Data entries
^^^^^^^^
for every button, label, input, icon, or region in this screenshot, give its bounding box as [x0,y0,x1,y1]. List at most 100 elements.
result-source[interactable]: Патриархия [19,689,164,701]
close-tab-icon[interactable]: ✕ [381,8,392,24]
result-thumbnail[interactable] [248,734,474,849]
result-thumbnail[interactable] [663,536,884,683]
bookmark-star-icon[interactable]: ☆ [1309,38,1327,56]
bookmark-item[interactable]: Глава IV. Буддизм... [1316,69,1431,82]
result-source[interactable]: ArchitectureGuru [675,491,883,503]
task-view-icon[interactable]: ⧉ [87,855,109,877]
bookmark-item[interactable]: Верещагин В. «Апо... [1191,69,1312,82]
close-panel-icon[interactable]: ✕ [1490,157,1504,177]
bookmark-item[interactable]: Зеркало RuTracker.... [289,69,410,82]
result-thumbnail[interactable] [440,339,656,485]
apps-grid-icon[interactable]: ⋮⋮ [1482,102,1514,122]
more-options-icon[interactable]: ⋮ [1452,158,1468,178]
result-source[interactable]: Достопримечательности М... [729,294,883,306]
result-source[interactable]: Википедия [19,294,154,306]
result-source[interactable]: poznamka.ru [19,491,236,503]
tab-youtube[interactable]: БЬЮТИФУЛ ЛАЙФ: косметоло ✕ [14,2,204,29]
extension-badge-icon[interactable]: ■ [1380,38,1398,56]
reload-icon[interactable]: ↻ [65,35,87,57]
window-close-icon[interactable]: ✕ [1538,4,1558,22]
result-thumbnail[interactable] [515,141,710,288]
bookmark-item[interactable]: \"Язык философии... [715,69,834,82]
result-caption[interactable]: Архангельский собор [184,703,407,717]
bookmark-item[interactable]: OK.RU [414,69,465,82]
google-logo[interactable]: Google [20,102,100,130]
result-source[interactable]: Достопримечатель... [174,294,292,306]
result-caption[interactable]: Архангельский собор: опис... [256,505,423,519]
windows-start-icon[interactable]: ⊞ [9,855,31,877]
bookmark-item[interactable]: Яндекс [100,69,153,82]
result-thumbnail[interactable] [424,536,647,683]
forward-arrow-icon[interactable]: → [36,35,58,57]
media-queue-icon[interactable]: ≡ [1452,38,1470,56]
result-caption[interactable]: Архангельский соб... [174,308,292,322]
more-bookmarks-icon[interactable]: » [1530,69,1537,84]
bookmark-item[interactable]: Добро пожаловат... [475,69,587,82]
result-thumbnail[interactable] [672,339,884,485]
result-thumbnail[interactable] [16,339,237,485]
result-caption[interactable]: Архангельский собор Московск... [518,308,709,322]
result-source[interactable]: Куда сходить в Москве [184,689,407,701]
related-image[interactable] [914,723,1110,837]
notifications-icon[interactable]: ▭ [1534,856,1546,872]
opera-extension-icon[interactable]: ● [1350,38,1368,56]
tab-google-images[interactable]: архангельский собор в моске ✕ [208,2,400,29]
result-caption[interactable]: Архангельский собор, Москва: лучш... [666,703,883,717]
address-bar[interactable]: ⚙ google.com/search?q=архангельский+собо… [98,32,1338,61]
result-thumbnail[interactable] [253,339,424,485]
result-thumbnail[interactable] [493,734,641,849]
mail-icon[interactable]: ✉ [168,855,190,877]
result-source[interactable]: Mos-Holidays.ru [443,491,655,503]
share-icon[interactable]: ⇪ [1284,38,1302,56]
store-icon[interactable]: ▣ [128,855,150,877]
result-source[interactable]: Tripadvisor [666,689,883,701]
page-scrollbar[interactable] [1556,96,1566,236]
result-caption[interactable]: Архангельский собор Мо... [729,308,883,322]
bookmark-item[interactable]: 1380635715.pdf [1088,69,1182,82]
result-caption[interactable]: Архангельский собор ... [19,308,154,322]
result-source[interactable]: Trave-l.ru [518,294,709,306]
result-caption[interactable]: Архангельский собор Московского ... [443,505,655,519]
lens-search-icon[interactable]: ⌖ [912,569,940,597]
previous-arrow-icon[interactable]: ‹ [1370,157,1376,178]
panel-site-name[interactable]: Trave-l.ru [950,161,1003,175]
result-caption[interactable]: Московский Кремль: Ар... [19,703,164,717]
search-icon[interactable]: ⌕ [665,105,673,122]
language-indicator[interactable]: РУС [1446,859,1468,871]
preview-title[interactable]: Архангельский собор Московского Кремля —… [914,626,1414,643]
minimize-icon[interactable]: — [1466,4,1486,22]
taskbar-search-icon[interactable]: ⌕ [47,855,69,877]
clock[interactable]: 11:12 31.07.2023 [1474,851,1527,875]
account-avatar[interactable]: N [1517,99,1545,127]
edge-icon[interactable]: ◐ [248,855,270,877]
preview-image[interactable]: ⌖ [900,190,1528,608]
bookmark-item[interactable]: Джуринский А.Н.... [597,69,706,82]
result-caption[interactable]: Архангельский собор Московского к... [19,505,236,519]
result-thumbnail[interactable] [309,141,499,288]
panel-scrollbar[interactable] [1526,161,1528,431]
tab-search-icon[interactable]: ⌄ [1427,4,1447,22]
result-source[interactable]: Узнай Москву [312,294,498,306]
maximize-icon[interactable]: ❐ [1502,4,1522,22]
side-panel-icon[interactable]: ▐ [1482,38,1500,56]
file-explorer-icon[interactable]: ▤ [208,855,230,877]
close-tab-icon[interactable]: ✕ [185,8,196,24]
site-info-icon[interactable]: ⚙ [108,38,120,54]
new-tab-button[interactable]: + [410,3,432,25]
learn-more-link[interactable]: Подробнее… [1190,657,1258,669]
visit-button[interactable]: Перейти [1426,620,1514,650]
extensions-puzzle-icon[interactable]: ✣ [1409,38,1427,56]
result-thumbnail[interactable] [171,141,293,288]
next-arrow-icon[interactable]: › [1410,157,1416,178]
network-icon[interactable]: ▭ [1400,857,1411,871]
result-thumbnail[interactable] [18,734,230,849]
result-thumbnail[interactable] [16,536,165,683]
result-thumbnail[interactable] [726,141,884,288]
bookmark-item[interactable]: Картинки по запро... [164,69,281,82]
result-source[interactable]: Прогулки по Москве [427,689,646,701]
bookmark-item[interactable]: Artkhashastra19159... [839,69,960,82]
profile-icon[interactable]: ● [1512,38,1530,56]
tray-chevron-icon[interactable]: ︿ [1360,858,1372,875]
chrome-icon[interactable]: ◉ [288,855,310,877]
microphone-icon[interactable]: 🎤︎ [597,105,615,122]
^^^^^^^^
Copy out the lines of the records word for word, beginning with the first line of the records and ending with the line that contains "result-source[interactable]: ArchitectureGuru [675,491,883,503]", with both of those lines included.

Solution:
for every button, label, input, icon, or region in this screenshot, give its bounding box as [x0,y0,x1,y1]. List at most 100 elements.
result-source[interactable]: Патриархия [19,689,164,701]
close-tab-icon[interactable]: ✕ [381,8,392,24]
result-thumbnail[interactable] [248,734,474,849]
result-thumbnail[interactable] [663,536,884,683]
bookmark-star-icon[interactable]: ☆ [1309,38,1327,56]
bookmark-item[interactable]: Глава IV. Буддизм... [1316,69,1431,82]
result-source[interactable]: ArchitectureGuru [675,491,883,503]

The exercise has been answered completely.